*What you will do*
Each entry below is to be written out exactly, and the pictures are to be left out.

*Material shown*
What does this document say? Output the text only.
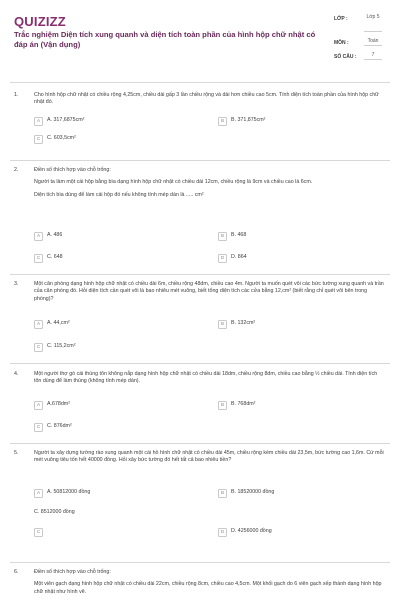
QUIZIZZ
Trắc nghiệm Diện tích xung quanh và diện tích toàn phần của hình hộp chữ nhật có đáp án (Vận dụng)
LỚP :	Lớp 5
MÔN :	Toán
SỐ CÂU :	7
1.	Cho hình hộp chữ nhật có chiều rộng 4,25cm, chiều dài gấp 3 lần chiều rộng và dài hơn chiều cao 5cm. Tính diện tích toàn phần của hình hộp chữ nhật đó.
A	A. 317,6875cm²	B	B. 371,875cm²
C	C. 603,5cm²
2.	Điền số thích hợp vào chỗ trống:
Người ta làm một cái hộp bằng bìa dạng hình hộp chữ nhật có chiều dài 12cm, chiều rộng là 9cm và chiều cao là 6cm.
Diện tích bìa dùng để làm cái hộp đó nếu không tính mép dán là ..... cm²
A	A. 486	B	B. 468
C	C. 648	D	D. 864
3.	Một căn phòng dạng hình hộp chữ nhật có chiều dài 6m, chiều rộng 48dm, chiều cao 4m. Người ta muốn quét vôi các bức tường xung quanh và trần của căn phòng đó. Hỏi diện tích cần quét vôi là bao nhiêu mét vuông, biết tổng diện tích các cửa bằng 12,cm² (biết rằng chỉ quét vôi bên trong phòng)?
A	A. 44,cm²	B	B. 132cm²
C	C. 115,2cm²
4.	Một người thợ gò cái thùng tôn không nắp dạng hình hộp chữ nhật có chiều dài 18dm, chiều rộng 8dm, chiều cao bằng ½ chiều dài. Tính diện tích tôn dùng để làm thùng (không tính mép dán).
A	A.678dm²	B	B. 768dm²
C	C. 876dm²
5.	Người ta xây dựng tường rào xung quanh một cái hồ hình chữ nhật có chiều dài 45m, chiều rộng kém chiều dài 23,5m, bức tường cao 1,6m. Cứ mỗi mét vuông tiêu tốn hết 40000 đồng. Hỏi xây bức tường đó hết tất cả bao nhiêu tiền?
A	A. 50812000 đồng	B	B. 18520000 đồng
C. 8512000 đồng
C	D	D. 4256000 đồng
6.	Điền số thích hợp vào chỗ trống:
Một viên gạch dạng hình hộp chữ nhật có chiều dài 22cm, chiều rộng 8cm, chiều cao 4,5cm. Một khối gạch do 6 viên gạch xếp thành dạng hình hộp chữ nhật như hình vẽ.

*Answer to the exercise*
What does this document say? Output the text only.
QUIZIZZ
Trắc nghiệm Diện tích xung quanh và diện tích toàn phần của hình hộp chữ nhật có đáp án (Vận dụng)
LỚP :	Lớp 5
MÔN :	Toán
SỐ CÂU :	7
1.	Cho hình hộp chữ nhật có chiều rộng 4,25cm, chiều dài gấp 3 lần chiều rộng và dài hơn chiều cao 5cm. Tính diện tích toàn phần của hình hộp chữ nhật đó.
A	A. 317,6875cm²	B	B. 371,875cm²
C	C. 603,5cm²
2.	Điền số thích hợp vào chỗ trống:
Người ta làm một cái hộp bằng bìa dạng hình hộp chữ nhật có chiều dài 12cm, chiều rộng là 9cm và chiều cao là 6cm.
Diện tích bìa dùng để làm cái hộp đó nếu không tính mép dán là ..... cm²
A	A. 486	B	B. 468
C	C. 648	D	D. 864
3.	Một căn phòng dạng hình hộp chữ nhật có chiều dài 6m, chiều rộng 48dm, chiều cao 4m. Người ta muốn quét vôi các bức tường xung quanh và trần của căn phòng đó. Hỏi diện tích cần quét vôi là bao nhiêu mét vuông, biết tổng diện tích các cửa bằng 12,cm² (biết rằng chỉ quét vôi bên trong phòng)?
A	A. 44,cm²	B	B. 132cm²
C	C. 115,2cm²
4.	Một người thợ gò cái thùng tôn không nắp dạng hình hộp chữ nhật có chiều dài 18dm, chiều rộng 8dm, chiều cao bằng ½ chiều dài. Tính diện tích tôn dùng để làm thùng (không tính mép dán).
A	A.678dm²	B	B. 768dm²
C	C. 876dm²
5.	Người ta xây dựng tường rào xung quanh một cái hồ hình chữ nhật có chiều dài 45m, chiều rộng kém chiều dài 23,5m, bức tường cao 1,6m. Cứ mỗi mét vuông tiêu tốn hết 40000 đồng. Hỏi xây bức tường đó hết tất cả bao nhiêu tiền?
A	A. 50812000 đồng	B	B. 18520000 đồng
C. 8512000 đồng
C	D	D. 4256000 đồng
6.	Điền số thích hợp vào chỗ trống:
Một viên gạch dạng hình hộp chữ nhật có chiều dài 22cm, chiều rộng 8cm, chiều cao 4,5cm. Một khối gạch do 6 viên gạch xếp thành dạng hình hộp chữ nhật như hình vẽ.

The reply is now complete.